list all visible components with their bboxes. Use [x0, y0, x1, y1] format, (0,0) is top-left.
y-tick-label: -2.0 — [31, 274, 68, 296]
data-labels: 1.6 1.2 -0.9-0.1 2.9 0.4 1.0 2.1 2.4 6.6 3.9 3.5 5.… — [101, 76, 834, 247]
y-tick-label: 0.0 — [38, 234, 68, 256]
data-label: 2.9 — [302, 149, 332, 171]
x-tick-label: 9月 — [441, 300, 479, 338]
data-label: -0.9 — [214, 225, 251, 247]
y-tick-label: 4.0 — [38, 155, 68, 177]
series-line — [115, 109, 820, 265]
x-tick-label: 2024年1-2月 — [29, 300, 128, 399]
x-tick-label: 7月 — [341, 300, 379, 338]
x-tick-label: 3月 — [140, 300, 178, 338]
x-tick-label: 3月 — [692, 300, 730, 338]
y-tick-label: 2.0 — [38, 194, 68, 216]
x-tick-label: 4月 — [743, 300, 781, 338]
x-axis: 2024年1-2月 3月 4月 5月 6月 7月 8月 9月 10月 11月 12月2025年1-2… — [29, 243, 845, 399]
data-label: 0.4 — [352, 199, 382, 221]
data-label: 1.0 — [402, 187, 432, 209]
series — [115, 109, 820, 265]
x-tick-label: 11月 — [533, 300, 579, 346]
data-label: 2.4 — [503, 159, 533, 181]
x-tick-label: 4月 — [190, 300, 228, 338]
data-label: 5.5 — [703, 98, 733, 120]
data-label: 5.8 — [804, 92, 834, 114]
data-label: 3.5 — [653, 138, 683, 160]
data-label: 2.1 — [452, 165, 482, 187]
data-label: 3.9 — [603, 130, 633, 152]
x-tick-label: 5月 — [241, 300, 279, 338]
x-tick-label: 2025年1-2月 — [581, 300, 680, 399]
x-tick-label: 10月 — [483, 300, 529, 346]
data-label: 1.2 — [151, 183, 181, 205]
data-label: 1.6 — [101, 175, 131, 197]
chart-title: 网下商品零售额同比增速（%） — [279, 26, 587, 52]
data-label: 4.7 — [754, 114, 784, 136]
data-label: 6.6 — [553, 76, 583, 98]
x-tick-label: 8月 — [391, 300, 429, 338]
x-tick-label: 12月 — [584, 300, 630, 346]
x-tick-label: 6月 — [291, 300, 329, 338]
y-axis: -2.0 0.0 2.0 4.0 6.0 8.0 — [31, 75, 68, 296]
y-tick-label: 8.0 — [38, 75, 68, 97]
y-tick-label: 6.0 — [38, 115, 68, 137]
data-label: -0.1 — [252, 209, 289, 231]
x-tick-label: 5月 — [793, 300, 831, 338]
###
DIRECTIONS.
Count the lines in the items above that contain the string "series", matching case exactly, and reply with only the number.

EXERCISE SOLUTION.
2